• **The input**:
• • • • • • •

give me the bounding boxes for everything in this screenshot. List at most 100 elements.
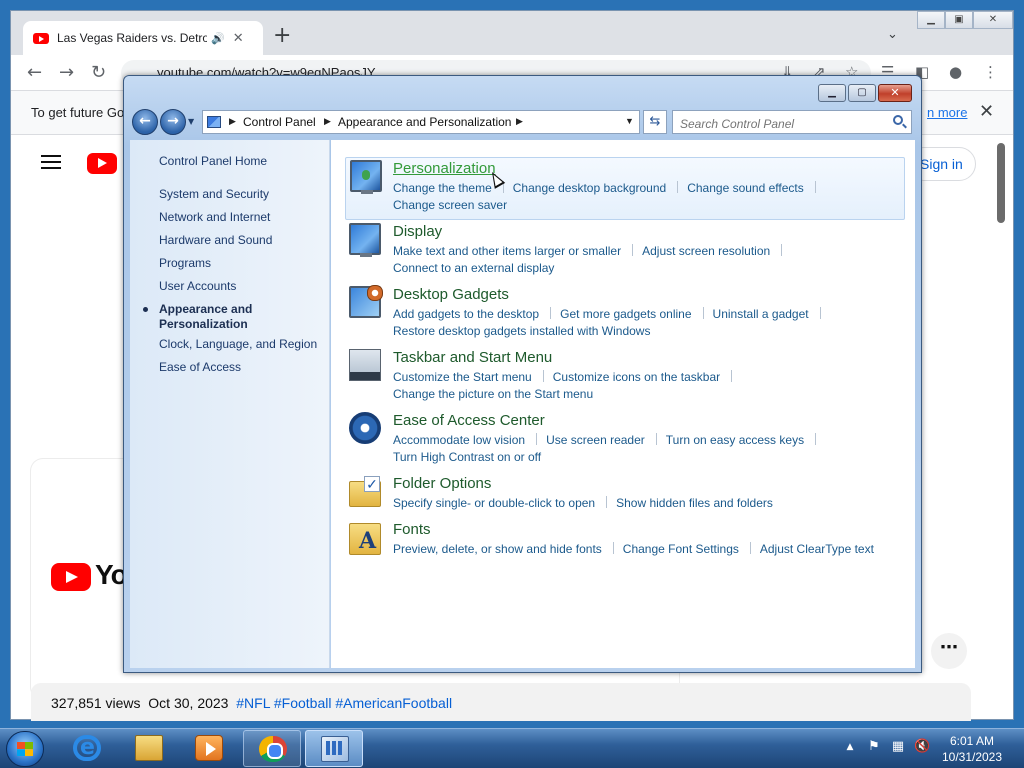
personalization-icon[interactable] <box>350 160 382 194</box>
address-bar[interactable]: ▶ Control Panel ▶ Appearance and Persona… <box>202 110 640 134</box>
profile-icon[interactable]: ● <box>949 65 962 80</box>
chevron-right-icon[interactable]: ▶ <box>229 116 236 127</box>
info-bar-close-icon[interactable]: ✕ <box>979 101 994 122</box>
youtube-logo-icon[interactable] <box>87 153 117 174</box>
task-link[interactable]: Make text and other items larger or smal… <box>393 244 621 258</box>
refresh-icon[interactable]: ⇆ <box>643 110 667 134</box>
cp-maximize-button[interactable]: ▢ <box>848 84 876 102</box>
task-link[interactable]: Use screen reader <box>546 433 645 447</box>
task-link[interactable]: Get more gadgets online <box>560 307 691 321</box>
task-link[interactable]: Change screen saver <box>393 198 507 212</box>
task-link[interactable]: Turn High Contrast on or off <box>393 450 541 464</box>
task-link[interactable]: Connect to an external display <box>393 261 554 275</box>
task-link[interactable]: Change desktop background <box>513 181 666 195</box>
search-input[interactable] <box>672 110 912 134</box>
tab-strip: Las Vegas Raiders vs. Detroit 🔊 ✕ + ⌄ ▁ … <box>11 11 1013 55</box>
reload-icon[interactable]: ↻ <box>91 63 106 83</box>
taskbar-item-chrome[interactable] <box>243 730 301 767</box>
task-link[interactable]: Restore desktop gadgets installed with W… <box>393 324 650 338</box>
category-links: Preview, delete, or show and hide fonts C… <box>393 541 903 558</box>
recent-pages-icon[interactable]: ▼ <box>188 117 194 126</box>
task-link[interactable]: Specify single- or double-click to open <box>393 496 595 510</box>
taskbar-item-internet-explorer[interactable] <box>58 730 116 767</box>
breadcrumb-appearance[interactable]: Appearance and Personalization <box>338 115 511 129</box>
minimize-button[interactable]: ▁ <box>917 11 945 29</box>
task-link[interactable]: Adjust ClearType text <box>760 542 874 556</box>
new-tab-button[interactable]: + <box>273 25 291 47</box>
control-panel-window: ▁ ▢ ✕ ← → ▼ ▶ Control Panel ▶ Appearance… <box>123 75 922 673</box>
category-title[interactable]: Ease of Access Center <box>393 412 545 429</box>
browser-tab[interactable]: Las Vegas Raiders vs. Detroit 🔊 ✕ <box>23 21 263 55</box>
network-icon[interactable]: ▦ <box>890 739 906 755</box>
taskbar-item-media-player[interactable] <box>180 730 238 767</box>
address-dropdown-icon[interactable]: ▼ <box>625 116 634 126</box>
tab-title: Las Vegas Raiders vs. Detroit <box>57 31 207 45</box>
taskbar-item-control-panel[interactable] <box>305 730 363 767</box>
category-taskbar-start-menu: Taskbar and Start Menu Customize the Sta… <box>345 347 905 403</box>
taskbar-item-explorer[interactable] <box>120 730 178 767</box>
nav-system-and-security[interactable]: System and Security <box>159 187 269 202</box>
chevron-right-icon[interactable]: ▶ <box>324 116 331 127</box>
category-title[interactable]: Personalization <box>393 160 496 177</box>
video-meta: 327,851 views Oct 30, 2023 #NFL #Footbal… <box>51 695 452 711</box>
gadgets-icon[interactable] <box>349 285 383 318</box>
volume-muted-icon[interactable]: 🔇 <box>914 739 930 755</box>
speaker-icon[interactable]: 🔊 <box>211 32 225 45</box>
left-navigation-pane: Control Panel Home System and Security N… <box>130 140 330 668</box>
chevron-right-icon[interactable]: ▶ <box>516 116 523 127</box>
menu-icon[interactable]: ⋮ <box>983 65 998 80</box>
back-icon[interactable]: ← <box>27 63 42 83</box>
action-center-flag-icon[interactable]: ⚑ <box>866 739 882 755</box>
maximize-button[interactable]: ▣ <box>945 11 973 29</box>
back-button[interactable]: ← <box>132 109 158 135</box>
show-hidden-icons-icon[interactable]: ▲ <box>842 739 858 755</box>
task-link[interactable]: Add gadgets to the desktop <box>393 307 539 321</box>
forward-icon[interactable]: → <box>59 63 74 83</box>
task-link[interactable]: Show hidden files and folders <box>616 496 773 510</box>
category-title[interactable]: Desktop Gadgets <box>393 286 509 303</box>
control-panel-home-link[interactable]: Control Panel Home <box>159 154 267 169</box>
category-title[interactable]: Folder Options <box>393 475 491 492</box>
system-clock[interactable]: 6:01 AM 10/31/2023 <box>935 733 1009 765</box>
task-link[interactable]: Customize the Start menu <box>393 370 532 384</box>
task-link[interactable]: Change the theme <box>393 181 492 195</box>
task-link[interactable]: Uninstall a gadget <box>713 307 809 321</box>
nav-network-and-internet[interactable]: Network and Internet <box>159 210 270 225</box>
folder-options-icon[interactable] <box>349 476 381 507</box>
tab-close-icon[interactable]: ✕ <box>233 31 244 46</box>
hamburger-menu-icon[interactable] <box>41 155 61 169</box>
scrollbar-thumb[interactable] <box>997 143 1005 223</box>
task-link[interactable]: Customize icons on the taskbar <box>553 370 720 384</box>
start-button[interactable] <box>6 731 44 767</box>
upload-date: Oct 30, 2023 <box>148 695 229 711</box>
ease-of-access-icon[interactable] <box>349 412 381 444</box>
category-title[interactable]: Fonts <box>393 521 431 538</box>
fonts-icon[interactable] <box>349 523 381 555</box>
display-icon[interactable] <box>349 223 381 257</box>
more-actions-button[interactable]: ⋯ <box>931 633 967 669</box>
forward-button[interactable]: → <box>160 109 186 135</box>
cp-minimize-button[interactable]: ▁ <box>818 84 846 102</box>
breadcrumb-control-panel[interactable]: Control Panel <box>243 115 316 129</box>
task-link[interactable]: Turn on easy access keys <box>666 433 804 447</box>
category-title[interactable]: Taskbar and Start Menu <box>393 349 552 366</box>
nav-hardware-and-sound[interactable]: Hardware and Sound <box>159 233 272 248</box>
task-link[interactable]: Adjust screen resolution <box>642 244 770 258</box>
task-link[interactable]: Preview, delete, or show and hide fonts <box>393 542 602 556</box>
task-link[interactable]: Change Font Settings <box>623 542 739 556</box>
nav-ease-of-access[interactable]: Ease of Access <box>159 360 241 375</box>
taskbar-icon[interactable] <box>349 349 381 381</box>
nav-clock-language-region[interactable]: Clock, Language, and Region <box>159 337 317 352</box>
tab-search-icon[interactable]: ⌄ <box>887 27 898 42</box>
nav-programs[interactable]: Programs <box>159 256 211 271</box>
info-bar-link[interactable]: n more <box>927 105 967 120</box>
task-link[interactable]: Accommodate low vision <box>393 433 525 447</box>
cp-close-button[interactable]: ✕ <box>878 84 912 102</box>
task-link[interactable]: Change the picture on the Start menu <box>393 387 593 401</box>
task-link[interactable]: Change sound effects <box>687 181 804 195</box>
close-button[interactable]: ✕ <box>973 11 1013 29</box>
nav-user-accounts[interactable]: User Accounts <box>159 279 236 294</box>
video-tags[interactable]: #NFL #Football #AmericanFootball <box>236 695 452 711</box>
category-title[interactable]: Display <box>393 223 442 240</box>
search-icon[interactable] <box>893 115 903 125</box>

• • • • • • •

• **What you should do**:
List every line in the entries above that contains the string "clock". Case counts.

• **Exercise output**:
system-clock[interactable]: 6:01 AM 10/31/2023 <box>935 733 1009 765</box>
nav-clock-language-region[interactable]: Clock, Language, and Region <box>159 337 317 352</box>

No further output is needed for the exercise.